**YOUR TASK**
Output nothing but the number of lines that include the word "фигуры".
>>>>>
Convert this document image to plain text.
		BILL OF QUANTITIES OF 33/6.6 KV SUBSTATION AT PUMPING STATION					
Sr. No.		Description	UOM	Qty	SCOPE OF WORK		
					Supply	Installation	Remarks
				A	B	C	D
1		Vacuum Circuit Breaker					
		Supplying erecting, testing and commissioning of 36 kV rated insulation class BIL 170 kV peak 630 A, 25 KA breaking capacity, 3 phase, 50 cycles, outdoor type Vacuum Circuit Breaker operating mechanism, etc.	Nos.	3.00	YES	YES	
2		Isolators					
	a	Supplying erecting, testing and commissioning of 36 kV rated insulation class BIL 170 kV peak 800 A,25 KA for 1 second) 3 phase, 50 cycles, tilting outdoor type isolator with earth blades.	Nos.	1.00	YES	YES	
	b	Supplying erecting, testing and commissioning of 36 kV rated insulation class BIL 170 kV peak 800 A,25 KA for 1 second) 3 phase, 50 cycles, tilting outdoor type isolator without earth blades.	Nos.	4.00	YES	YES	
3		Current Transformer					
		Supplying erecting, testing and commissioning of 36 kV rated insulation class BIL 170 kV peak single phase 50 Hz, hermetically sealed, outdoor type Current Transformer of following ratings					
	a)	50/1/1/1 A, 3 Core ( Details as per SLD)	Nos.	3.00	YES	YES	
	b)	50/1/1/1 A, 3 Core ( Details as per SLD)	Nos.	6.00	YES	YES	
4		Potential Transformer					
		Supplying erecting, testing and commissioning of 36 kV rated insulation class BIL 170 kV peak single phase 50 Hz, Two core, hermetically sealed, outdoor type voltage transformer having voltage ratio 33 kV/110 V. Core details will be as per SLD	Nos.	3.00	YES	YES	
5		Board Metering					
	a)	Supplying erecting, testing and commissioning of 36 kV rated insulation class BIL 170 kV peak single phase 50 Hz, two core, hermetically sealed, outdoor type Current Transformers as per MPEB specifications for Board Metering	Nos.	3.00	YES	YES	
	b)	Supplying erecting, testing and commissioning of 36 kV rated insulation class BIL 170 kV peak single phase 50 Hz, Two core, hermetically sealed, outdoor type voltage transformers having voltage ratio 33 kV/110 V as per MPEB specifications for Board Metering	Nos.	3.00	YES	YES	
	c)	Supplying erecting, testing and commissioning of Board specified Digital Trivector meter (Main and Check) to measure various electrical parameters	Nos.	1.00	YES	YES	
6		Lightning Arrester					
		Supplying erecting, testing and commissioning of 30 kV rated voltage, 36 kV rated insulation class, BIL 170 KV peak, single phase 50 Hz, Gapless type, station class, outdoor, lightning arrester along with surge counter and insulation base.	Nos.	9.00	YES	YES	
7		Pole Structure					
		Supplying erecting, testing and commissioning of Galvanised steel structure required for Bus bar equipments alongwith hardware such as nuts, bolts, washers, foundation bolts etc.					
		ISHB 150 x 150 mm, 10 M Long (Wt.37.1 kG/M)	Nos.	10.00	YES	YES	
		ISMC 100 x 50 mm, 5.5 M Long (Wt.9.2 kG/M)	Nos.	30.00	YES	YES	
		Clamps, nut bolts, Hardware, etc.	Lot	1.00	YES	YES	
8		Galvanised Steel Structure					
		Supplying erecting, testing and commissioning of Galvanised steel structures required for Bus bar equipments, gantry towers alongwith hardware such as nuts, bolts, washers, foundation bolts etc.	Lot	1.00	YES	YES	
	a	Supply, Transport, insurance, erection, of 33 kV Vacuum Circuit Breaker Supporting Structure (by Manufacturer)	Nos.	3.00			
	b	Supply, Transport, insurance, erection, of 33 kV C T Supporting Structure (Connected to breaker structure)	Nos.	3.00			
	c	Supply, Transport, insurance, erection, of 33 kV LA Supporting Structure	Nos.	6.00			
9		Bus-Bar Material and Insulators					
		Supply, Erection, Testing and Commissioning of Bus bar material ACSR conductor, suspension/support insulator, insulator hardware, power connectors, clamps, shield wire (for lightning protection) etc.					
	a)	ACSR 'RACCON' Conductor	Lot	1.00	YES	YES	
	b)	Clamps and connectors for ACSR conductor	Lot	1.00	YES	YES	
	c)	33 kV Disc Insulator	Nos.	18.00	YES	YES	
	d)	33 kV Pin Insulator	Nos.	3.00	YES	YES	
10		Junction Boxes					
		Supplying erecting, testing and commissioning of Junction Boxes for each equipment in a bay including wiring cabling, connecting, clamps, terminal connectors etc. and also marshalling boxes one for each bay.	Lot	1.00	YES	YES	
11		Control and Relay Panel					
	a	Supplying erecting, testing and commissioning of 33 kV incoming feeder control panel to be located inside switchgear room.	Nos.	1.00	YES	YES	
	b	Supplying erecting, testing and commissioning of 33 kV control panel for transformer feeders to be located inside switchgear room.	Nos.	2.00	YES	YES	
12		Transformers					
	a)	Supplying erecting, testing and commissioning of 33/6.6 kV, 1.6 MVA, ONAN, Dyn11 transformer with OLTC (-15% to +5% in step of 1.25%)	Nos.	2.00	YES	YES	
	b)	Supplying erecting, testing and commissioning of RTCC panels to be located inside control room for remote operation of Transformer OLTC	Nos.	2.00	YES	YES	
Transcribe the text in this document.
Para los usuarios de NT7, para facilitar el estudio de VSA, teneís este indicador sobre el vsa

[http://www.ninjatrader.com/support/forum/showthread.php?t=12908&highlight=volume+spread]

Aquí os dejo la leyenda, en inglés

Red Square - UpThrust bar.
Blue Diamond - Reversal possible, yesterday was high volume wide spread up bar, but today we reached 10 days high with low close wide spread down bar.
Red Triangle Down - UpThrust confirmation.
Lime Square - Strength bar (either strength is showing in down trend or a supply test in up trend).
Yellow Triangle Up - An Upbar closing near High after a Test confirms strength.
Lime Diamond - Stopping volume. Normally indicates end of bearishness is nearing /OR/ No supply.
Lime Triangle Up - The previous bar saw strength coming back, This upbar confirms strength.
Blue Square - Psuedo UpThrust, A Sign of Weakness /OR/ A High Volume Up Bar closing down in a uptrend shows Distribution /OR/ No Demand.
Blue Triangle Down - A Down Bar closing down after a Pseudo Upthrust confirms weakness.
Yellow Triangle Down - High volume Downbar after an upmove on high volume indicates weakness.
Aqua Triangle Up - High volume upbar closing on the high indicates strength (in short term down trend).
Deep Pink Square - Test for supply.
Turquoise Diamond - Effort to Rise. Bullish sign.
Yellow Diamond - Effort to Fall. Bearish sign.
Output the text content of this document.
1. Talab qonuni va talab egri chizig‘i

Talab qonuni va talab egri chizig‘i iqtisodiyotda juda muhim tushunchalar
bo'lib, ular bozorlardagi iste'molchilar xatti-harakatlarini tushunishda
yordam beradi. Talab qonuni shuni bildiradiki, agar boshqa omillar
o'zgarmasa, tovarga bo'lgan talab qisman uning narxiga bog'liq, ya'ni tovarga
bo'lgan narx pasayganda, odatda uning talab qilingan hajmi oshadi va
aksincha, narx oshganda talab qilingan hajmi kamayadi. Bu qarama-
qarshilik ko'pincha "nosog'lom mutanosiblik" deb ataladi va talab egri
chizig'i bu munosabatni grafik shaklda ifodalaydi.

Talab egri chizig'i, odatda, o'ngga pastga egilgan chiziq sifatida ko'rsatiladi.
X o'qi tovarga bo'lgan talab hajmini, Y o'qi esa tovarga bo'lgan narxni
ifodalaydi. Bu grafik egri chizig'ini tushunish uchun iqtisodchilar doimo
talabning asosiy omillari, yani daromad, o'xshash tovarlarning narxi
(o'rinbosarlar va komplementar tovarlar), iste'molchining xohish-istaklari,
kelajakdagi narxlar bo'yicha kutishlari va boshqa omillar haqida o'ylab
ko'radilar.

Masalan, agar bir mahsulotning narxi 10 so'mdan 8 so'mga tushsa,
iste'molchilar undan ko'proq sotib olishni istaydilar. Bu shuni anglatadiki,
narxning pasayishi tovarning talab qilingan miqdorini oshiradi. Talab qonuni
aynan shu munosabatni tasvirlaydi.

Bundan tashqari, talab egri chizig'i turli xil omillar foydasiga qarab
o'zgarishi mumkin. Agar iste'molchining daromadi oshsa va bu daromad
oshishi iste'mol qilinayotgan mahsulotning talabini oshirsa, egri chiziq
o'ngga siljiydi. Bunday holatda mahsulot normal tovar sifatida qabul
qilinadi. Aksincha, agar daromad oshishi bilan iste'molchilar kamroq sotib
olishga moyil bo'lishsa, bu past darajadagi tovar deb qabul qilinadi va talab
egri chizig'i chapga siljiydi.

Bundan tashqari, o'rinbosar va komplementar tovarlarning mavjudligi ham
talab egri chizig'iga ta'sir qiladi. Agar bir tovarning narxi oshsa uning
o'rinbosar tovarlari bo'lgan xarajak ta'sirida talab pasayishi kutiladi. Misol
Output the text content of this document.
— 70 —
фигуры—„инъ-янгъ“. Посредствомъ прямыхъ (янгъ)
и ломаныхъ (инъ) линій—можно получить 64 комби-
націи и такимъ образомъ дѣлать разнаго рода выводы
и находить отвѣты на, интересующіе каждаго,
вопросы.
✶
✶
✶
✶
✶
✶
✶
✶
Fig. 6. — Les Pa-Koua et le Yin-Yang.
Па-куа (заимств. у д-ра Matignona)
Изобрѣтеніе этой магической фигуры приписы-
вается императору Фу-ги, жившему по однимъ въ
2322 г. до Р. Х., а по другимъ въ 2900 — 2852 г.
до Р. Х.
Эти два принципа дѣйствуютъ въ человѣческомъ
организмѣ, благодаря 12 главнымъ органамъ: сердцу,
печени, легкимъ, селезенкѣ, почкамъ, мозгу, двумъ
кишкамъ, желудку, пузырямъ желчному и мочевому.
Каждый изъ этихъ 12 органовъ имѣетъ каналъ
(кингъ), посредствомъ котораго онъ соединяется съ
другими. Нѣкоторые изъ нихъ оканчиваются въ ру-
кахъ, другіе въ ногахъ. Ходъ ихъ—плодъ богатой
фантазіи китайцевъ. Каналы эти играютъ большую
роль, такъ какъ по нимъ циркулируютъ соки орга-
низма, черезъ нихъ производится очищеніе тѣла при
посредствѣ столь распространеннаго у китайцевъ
<<<<<
**COMPLETE RESPONSE**
2